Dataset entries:
- - - - - - -

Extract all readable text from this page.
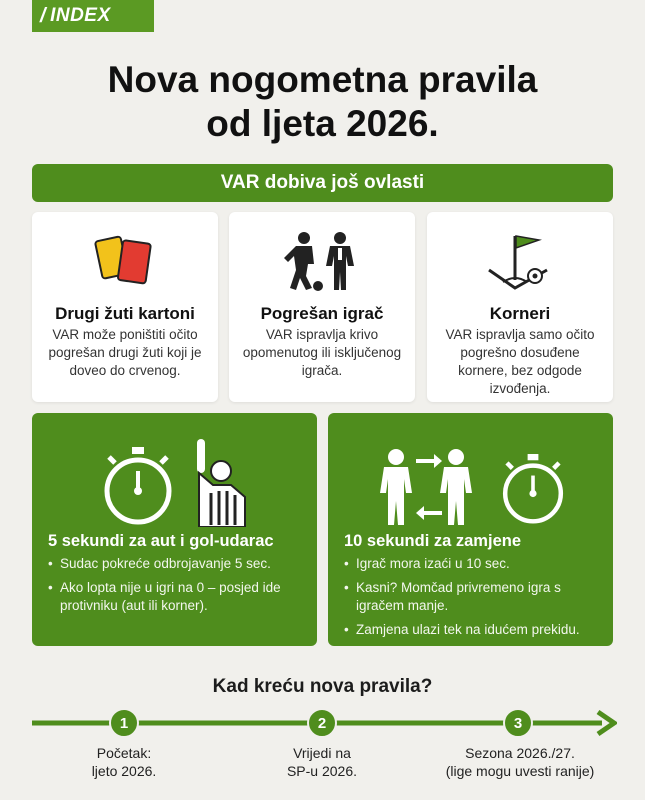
/ INDEX
Nova nogometna pravila
od ljeta 2026.
VAR dobiva još ovlasti
Drugi žuti kartoni

VAR može poništiti očito pogrešan drugi žuti koji je doveo do crvenog.

Pogrešan igrač

VAR ispravlja krivo opomenutog ili isključenog igrača.

Korneri

VAR ispravlja samo očito pogrešno dosuđene kornere, bez odgode izvođenja.

5 sekundi za aut i gol-udarac
• Sudac pokreće odbrojavanje 5 sec.
• Ako lopta nije u igri na 0 – posjed ide protivniku (aut ili korner).
10 sekundi za zamjene
• Igrač mora izaći u 10 sec.
• Kasni? Momčad privremeno igra s igračem manje.
• Zamjena ulazi tek na idućem prekidu.
Kad kreću nova pravila?
1	2	3
Početak:
ljeto 2026.
Vrijedi na
SP-u 2026.
Sezona 2026./27.
(lige mogu uvesti ranije)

- - - - - - -

What you will do: Each record above is to be restated exactly, with its pictures removed from the copy.

The response:
Extract all readable text from this page.
/ INDEX
Nova nogometna pravila
od ljeta 2026.
VAR dobiva još ovlasti
Drugi žuti kartoni

VAR može poništiti očito pogrešan drugi žuti koji je doveo do crvenog.

Pogrešan igrač

VAR ispravlja krivo opomenutog ili isključenog igrača.

Korneri

VAR ispravlja samo očito pogrešno dosuđene kornere, bez odgode izvođenja.

5 sekundi za aut i gol-udarac
• Sudac pokreće odbrojavanje 5 sec.
• Ako lopta nije u igri na 0 – posjed ide protivniku (aut ili korner).
10 sekundi za zamjene
• Igrač mora izaći u 10 sec.
• Kasni? Momčad privremeno igra s igračem manje.
• Zamjena ulazi tek na idućem prekidu.
Kad kreću nova pravila?
1	2	3
Početak:
ljeto 2026.
Vrijedi na
SP-u 2026.
Sezona 2026./27.
(lige mogu uvesti ranije)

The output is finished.